Please write out only the stretch of the listing from the line containing "UI element localization: list" through the line containing "chart-a-caption-cn-sub: a bbox=[674, 846, 684, 868]", with both of those lines included and every character kept the same.

_PROVIDED DATA:_

** BEGIN **

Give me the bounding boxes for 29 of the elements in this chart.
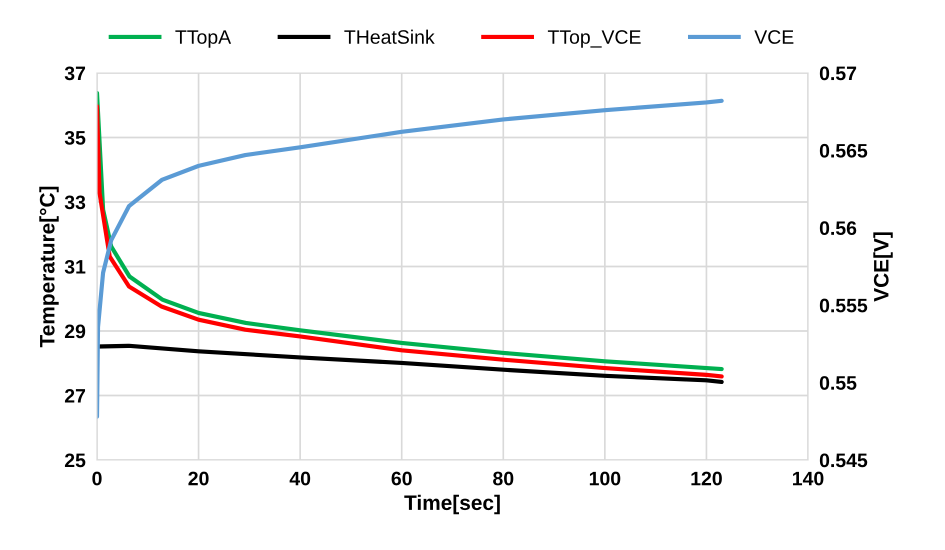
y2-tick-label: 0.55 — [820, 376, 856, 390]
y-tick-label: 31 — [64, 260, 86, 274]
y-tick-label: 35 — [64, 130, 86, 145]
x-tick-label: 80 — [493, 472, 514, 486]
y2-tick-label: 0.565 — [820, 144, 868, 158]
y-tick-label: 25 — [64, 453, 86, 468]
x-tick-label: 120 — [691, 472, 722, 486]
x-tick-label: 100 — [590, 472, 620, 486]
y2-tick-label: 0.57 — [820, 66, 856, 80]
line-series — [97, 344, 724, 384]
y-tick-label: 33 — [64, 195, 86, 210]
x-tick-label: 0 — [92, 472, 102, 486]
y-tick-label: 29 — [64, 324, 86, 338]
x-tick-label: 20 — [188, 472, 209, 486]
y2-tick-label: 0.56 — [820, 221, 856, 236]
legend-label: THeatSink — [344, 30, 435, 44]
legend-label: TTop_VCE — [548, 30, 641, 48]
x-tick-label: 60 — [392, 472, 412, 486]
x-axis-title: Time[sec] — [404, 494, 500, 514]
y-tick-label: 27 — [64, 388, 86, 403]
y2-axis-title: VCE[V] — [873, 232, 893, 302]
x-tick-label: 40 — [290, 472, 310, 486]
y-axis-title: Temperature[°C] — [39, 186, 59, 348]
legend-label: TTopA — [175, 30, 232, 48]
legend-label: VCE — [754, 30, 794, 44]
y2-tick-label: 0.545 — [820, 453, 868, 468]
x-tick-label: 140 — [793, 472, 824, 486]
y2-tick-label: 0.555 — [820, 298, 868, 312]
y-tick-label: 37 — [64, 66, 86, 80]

** END **
** BEGIN **

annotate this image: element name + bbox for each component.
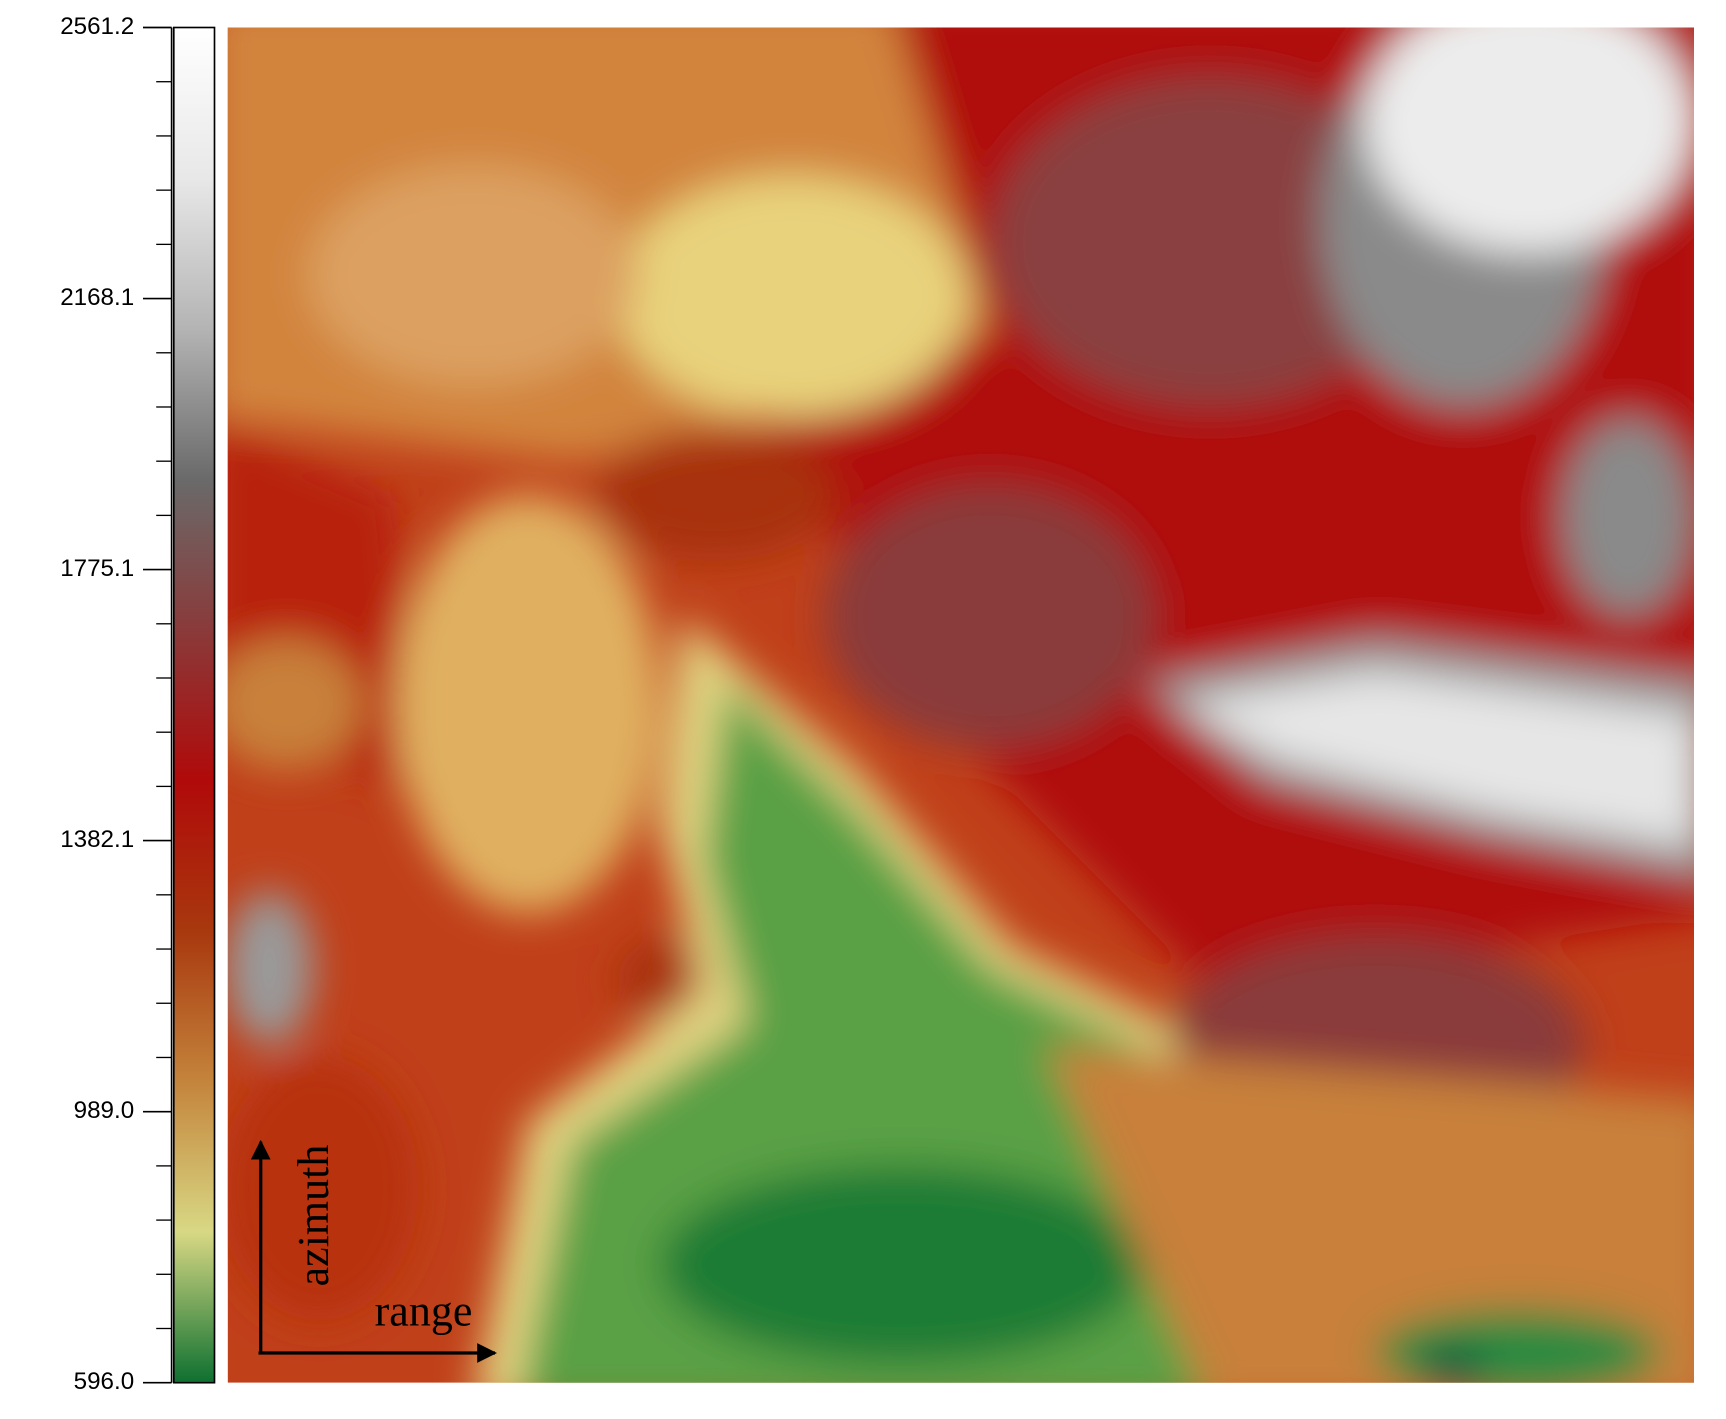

** END **
** BEGIN **

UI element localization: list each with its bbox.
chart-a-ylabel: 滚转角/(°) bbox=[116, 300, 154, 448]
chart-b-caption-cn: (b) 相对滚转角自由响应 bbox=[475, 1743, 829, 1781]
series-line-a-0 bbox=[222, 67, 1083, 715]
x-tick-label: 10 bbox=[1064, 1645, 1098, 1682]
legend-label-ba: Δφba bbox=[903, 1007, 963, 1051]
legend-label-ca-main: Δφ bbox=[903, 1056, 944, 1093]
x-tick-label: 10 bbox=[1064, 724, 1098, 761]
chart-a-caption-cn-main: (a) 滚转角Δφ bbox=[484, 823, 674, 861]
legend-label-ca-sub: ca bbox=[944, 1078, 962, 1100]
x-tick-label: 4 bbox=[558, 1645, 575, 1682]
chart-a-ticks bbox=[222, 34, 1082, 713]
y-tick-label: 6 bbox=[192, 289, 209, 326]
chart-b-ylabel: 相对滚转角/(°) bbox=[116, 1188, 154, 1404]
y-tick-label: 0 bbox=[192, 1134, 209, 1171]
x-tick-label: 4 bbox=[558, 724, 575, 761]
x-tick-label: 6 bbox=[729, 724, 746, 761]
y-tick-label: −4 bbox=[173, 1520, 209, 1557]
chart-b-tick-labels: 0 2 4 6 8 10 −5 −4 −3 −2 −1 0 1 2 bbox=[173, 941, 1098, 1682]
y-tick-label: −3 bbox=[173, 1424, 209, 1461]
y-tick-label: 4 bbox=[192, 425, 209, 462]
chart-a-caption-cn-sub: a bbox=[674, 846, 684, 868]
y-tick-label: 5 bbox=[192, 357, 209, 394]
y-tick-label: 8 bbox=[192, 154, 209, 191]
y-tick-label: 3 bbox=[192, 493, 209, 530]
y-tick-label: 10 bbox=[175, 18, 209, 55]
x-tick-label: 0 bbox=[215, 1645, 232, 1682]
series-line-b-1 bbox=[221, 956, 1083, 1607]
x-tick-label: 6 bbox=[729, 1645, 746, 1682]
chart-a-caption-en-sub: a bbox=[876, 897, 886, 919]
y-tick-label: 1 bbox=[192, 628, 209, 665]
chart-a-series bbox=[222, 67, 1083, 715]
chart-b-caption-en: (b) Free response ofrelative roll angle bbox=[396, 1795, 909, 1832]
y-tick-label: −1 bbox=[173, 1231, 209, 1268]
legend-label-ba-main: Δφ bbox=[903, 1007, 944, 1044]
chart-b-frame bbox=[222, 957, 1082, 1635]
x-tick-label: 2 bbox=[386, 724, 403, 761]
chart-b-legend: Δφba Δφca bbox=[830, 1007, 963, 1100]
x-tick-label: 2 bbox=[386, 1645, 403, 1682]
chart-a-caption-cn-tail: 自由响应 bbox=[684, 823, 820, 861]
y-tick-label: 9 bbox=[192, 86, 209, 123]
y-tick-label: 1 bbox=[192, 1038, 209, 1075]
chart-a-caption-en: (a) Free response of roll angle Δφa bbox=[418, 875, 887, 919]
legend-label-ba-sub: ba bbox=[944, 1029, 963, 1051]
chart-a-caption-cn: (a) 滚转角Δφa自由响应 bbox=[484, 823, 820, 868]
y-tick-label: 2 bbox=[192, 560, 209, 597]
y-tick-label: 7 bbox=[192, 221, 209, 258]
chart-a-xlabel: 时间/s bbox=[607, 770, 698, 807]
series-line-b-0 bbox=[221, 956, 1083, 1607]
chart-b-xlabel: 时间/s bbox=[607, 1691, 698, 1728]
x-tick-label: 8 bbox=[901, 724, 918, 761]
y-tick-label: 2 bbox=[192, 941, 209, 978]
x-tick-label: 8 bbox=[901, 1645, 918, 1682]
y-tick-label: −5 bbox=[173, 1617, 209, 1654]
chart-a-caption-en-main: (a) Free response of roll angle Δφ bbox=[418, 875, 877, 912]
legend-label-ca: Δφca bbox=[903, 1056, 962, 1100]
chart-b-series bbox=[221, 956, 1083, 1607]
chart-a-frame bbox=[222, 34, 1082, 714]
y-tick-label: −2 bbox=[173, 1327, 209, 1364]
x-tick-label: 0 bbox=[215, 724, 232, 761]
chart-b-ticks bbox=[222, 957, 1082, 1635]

** END **

_THE RESULT:_
UI element localization: list each with its bbox.
chart-a-ylabel: 滚转角/(°) bbox=[116, 300, 154, 448]
chart-b-caption-cn: (b) 相对滚转角自由响应 bbox=[475, 1743, 829, 1781]
series-line-a-0 bbox=[222, 67, 1083, 715]
x-tick-label: 10 bbox=[1064, 1645, 1098, 1682]
legend-label-ba: Δφba bbox=[903, 1007, 963, 1051]
legend-label-ca-main: Δφ bbox=[903, 1056, 944, 1093]
x-tick-label: 10 bbox=[1064, 724, 1098, 761]
chart-a-caption-cn-main: (a) 滚转角Δφ bbox=[484, 823, 674, 861]
legend-label-ca-sub: ca bbox=[944, 1078, 962, 1100]
x-tick-label: 4 bbox=[558, 1645, 575, 1682]
chart-a-ticks bbox=[222, 34, 1082, 713]
y-tick-label: 6 bbox=[192, 289, 209, 326]
chart-b-ylabel: 相对滚转角/(°) bbox=[116, 1188, 154, 1404]
y-tick-label: 0 bbox=[192, 1134, 209, 1171]
x-tick-label: 4 bbox=[558, 724, 575, 761]
x-tick-label: 6 bbox=[729, 724, 746, 761]
y-tick-label: −4 bbox=[173, 1520, 209, 1557]
chart-b-tick-labels: 0 2 4 6 8 10 −5 −4 −3 −2 −1 0 1 2 bbox=[173, 941, 1098, 1682]
y-tick-label: −3 bbox=[173, 1424, 209, 1461]
y-tick-label: 4 bbox=[192, 425, 209, 462]
chart-a-caption-cn-sub: a bbox=[674, 846, 684, 868]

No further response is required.